─── Data rows

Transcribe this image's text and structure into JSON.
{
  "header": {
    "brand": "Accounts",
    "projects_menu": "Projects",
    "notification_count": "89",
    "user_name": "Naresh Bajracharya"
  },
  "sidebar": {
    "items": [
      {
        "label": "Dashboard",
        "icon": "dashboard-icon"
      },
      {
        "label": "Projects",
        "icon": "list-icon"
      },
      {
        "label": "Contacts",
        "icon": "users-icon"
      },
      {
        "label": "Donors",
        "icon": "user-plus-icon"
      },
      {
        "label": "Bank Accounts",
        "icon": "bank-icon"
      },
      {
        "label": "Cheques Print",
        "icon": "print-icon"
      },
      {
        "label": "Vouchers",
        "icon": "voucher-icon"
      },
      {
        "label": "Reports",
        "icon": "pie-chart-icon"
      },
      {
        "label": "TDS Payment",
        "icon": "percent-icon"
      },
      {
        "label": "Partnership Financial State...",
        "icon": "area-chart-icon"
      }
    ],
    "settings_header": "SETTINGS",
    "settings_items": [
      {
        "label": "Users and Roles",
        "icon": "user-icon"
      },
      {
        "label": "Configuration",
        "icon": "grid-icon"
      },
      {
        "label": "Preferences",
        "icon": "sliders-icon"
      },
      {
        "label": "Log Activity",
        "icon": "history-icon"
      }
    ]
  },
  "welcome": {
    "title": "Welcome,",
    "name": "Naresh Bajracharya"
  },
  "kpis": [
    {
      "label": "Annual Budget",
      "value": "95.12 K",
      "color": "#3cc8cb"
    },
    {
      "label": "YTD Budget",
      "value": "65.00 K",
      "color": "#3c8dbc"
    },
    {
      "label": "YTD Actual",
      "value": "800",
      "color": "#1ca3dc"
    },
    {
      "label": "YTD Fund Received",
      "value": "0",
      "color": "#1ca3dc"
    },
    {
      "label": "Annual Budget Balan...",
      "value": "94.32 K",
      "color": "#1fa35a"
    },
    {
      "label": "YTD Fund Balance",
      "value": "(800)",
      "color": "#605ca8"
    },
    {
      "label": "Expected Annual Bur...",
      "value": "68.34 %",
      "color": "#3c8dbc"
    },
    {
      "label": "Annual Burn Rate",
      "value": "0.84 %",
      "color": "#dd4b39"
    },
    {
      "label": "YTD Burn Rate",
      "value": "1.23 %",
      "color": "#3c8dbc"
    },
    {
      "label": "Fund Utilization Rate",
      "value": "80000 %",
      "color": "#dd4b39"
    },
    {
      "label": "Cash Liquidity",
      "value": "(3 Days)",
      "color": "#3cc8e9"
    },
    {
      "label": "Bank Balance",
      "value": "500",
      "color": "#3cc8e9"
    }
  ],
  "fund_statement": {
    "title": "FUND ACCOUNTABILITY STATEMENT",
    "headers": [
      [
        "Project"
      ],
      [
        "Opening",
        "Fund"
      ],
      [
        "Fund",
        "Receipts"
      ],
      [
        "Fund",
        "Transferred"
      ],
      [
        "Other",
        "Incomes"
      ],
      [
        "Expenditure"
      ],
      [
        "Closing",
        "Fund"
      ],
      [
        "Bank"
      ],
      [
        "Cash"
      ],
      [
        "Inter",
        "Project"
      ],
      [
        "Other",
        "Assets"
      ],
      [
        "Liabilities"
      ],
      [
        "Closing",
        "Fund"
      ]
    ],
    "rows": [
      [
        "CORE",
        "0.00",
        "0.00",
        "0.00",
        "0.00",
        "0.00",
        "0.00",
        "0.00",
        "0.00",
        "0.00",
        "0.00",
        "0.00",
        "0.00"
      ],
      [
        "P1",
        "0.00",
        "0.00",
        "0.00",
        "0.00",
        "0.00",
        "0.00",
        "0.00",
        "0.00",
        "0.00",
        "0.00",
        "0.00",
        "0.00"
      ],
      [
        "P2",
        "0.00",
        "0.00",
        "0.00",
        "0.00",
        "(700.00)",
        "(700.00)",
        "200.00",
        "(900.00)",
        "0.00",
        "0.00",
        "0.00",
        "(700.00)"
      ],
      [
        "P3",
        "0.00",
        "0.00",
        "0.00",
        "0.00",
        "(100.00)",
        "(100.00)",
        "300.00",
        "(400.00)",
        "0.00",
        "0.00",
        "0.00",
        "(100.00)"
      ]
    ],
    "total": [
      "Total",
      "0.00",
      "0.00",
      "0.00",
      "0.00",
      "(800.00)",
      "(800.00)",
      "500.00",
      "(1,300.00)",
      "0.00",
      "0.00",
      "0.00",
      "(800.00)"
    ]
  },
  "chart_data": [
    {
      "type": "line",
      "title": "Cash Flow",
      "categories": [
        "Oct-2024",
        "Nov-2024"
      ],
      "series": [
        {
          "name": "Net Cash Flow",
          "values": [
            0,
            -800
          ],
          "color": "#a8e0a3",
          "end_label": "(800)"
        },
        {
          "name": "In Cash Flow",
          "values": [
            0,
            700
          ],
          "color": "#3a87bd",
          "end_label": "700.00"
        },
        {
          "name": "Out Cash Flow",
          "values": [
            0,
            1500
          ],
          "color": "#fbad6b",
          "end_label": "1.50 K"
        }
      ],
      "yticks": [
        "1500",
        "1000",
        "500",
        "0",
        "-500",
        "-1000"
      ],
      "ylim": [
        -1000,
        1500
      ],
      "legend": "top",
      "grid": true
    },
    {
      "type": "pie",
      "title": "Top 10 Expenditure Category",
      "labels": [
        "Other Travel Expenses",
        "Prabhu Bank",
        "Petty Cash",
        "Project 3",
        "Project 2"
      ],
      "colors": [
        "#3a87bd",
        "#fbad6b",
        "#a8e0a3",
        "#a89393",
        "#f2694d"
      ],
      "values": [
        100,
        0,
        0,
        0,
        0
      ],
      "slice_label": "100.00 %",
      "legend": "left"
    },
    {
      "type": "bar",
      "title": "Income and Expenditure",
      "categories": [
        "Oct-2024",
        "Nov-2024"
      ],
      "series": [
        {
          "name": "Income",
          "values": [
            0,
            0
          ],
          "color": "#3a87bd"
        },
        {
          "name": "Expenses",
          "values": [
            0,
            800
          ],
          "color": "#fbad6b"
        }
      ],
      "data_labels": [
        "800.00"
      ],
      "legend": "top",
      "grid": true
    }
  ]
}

──────

■ Aim of the task: Above are the records; retype them all without a single difference.

■ Solved exercise:
Transcribe this image's text and structure into JSON.
{
  "header": {
    "brand": "Accounts",
    "projects_menu": "Projects",
    "notification_count": "89",
    "user_name": "Naresh Bajracharya"
  },
  "sidebar": {
    "items": [
      {
        "label": "Dashboard",
        "icon": "dashboard-icon"
      },
      {
        "label": "Projects",
        "icon": "list-icon"
      },
      {
        "label": "Contacts",
        "icon": "users-icon"
      },
      {
        "label": "Donors",
        "icon": "user-plus-icon"
      },
      {
        "label": "Bank Accounts",
        "icon": "bank-icon"
      },
      {
        "label": "Cheques Print",
        "icon": "print-icon"
      },
      {
        "label": "Vouchers",
        "icon": "voucher-icon"
      },
      {
        "label": "Reports",
        "icon": "pie-chart-icon"
      },
      {
        "label": "TDS Payment",
        "icon": "percent-icon"
      },
      {
        "label": "Partnership Financial State...",
        "icon": "area-chart-icon"
      }
    ],
    "settings_header": "SETTINGS",
    "settings_items": [
      {
        "label": "Users and Roles",
        "icon": "user-icon"
      },
      {
        "label": "Configuration",
        "icon": "grid-icon"
      },
      {
        "label": "Preferences",
        "icon": "sliders-icon"
      },
      {
        "label": "Log Activity",
        "icon": "history-icon"
      }
    ]
  },
  "welcome": {
    "title": "Welcome,",
    "name": "Naresh Bajracharya"
  },
  "kpis": [
    {
      "label": "Annual Budget",
      "value": "95.12 K",
      "color": "#3cc8cb"
    },
    {
      "label": "YTD Budget",
      "value": "65.00 K",
      "color": "#3c8dbc"
    },
    {
      "label": "YTD Actual",
      "value": "800",
      "color": "#1ca3dc"
    },
    {
      "label": "YTD Fund Received",
      "value": "0",
      "color": "#1ca3dc"
    },
    {
      "label": "Annual Budget Balan...",
      "value": "94.32 K",
      "color": "#1fa35a"
    },
    {
      "label": "YTD Fund Balance",
      "value": "(800)",
      "color": "#605ca8"
    },
    {
      "label": "Expected Annual Bur...",
      "value": "68.34 %",
      "color": "#3c8dbc"
    },
    {
      "label": "Annual Burn Rate",
      "value": "0.84 %",
      "color": "#dd4b39"
    },
    {
      "label": "YTD Burn Rate",
      "value": "1.23 %",
      "color": "#3c8dbc"
    },
    {
      "label": "Fund Utilization Rate",
      "value": "80000 %",
      "color": "#dd4b39"
    },
    {
      "label": "Cash Liquidity",
      "value": "(3 Days)",
      "color": "#3cc8e9"
    },
    {
      "label": "Bank Balance",
      "value": "500",
      "color": "#3cc8e9"
    }
  ],
  "fund_statement": {
    "title": "FUND ACCOUNTABILITY STATEMENT",
    "headers": [
      [
        "Project"
      ],
      [
        "Opening",
        "Fund"
      ],
      [
        "Fund",
        "Receipts"
      ],
      [
        "Fund",
        "Transferred"
      ],
      [
        "Other",
        "Incomes"
      ],
      [
        "Expenditure"
      ],
      [
        "Closing",
        "Fund"
      ],
      [
        "Bank"
      ],
      [
        "Cash"
      ],
      [
        "Inter",
        "Project"
      ],
      [
        "Other",
        "Assets"
      ],
      [
        "Liabilities"
      ],
      [
        "Closing",
        "Fund"
      ]
    ],
    "rows": [
      [
        "CORE",
        "0.00",
        "0.00",
        "0.00",
        "0.00",
        "0.00",
        "0.00",
        "0.00",
        "0.00",
        "0.00",
        "0.00",
        "0.00",
        "0.00"
      ],
      [
        "P1",
        "0.00",
        "0.00",
        "0.00",
        "0.00",
        "0.00",
        "0.00",
        "0.00",
        "0.00",
        "0.00",
        "0.00",
        "0.00",
        "0.00"
      ],
      [
        "P2",
        "0.00",
        "0.00",
        "0.00",
        "0.00",
        "(700.00)",
        "(700.00)",
        "200.00",
        "(900.00)",
        "0.00",
        "0.00",
        "0.00",
        "(700.00)"
      ],
      [
        "P3",
        "0.00",
        "0.00",
        "0.00",
        "0.00",
        "(100.00)",
        "(100.00)",
        "300.00",
        "(400.00)",
        "0.00",
        "0.00",
        "0.00",
        "(100.00)"
      ]
    ],
    "total": [
      "Total",
      "0.00",
      "0.00",
      "0.00",
      "0.00",
      "(800.00)",
      "(800.00)",
      "500.00",
      "(1,300.00)",
      "0.00",
      "0.00",
      "0.00",
      "(800.00)"
    ]
  },
  "chart_data": [
    {
      "type": "line",
      "title": "Cash Flow",
      "categories": [
        "Oct-2024",
        "Nov-2024"
      ],
      "series": [
        {
          "name": "Net Cash Flow",
          "values": [
            0,
            -800
          ],
          "color": "#a8e0a3",
          "end_label": "(800)"
        },
        {
          "name": "In Cash Flow",
          "values": [
            0,
            700
          ],
          "color": "#3a87bd",
          "end_label": "700.00"
        },
        {
          "name": "Out Cash Flow",
          "values": [
            0,
            1500
          ],
          "color": "#fbad6b",
          "end_label": "1.50 K"
        }
      ],
      "yticks": [
        "1500",
        "1000",
        "500",
        "0",
        "-500",
        "-1000"
      ],
      "ylim": [
        -1000,
        1500
      ],
      "legend": "top",
      "grid": true
    },
    {
      "type": "pie",
      "title": "Top 10 Expenditure Category",
      "labels": [
        "Other Travel Expenses",
        "Prabhu Bank",
        "Petty Cash",
        "Project 3",
        "Project 2"
      ],
      "colors": [
        "#3a87bd",
        "#fbad6b",
        "#a8e0a3",
        "#a89393",
        "#f2694d"
      ],
      "values": [
        100,
        0,
        0,
        0,
        0
      ],
      "slice_label": "100.00 %",
      "legend": "left"
    },
    {
      "type": "bar",
      "title": "Income and Expenditure",
      "categories": [
        "Oct-2024",
        "Nov-2024"
      ],
      "series": [
        {
          "name": "Income",
          "values": [
            0,
            0
          ],
          "color": "#3a87bd"
        },
        {
          "name": "Expenses",
          "values": [
            0,
            800
          ],
          "color": "#fbad6b"
        }
      ],
      "data_labels": [
        "800.00"
      ],
      "legend": "top",
      "grid": true
    }
  ]
}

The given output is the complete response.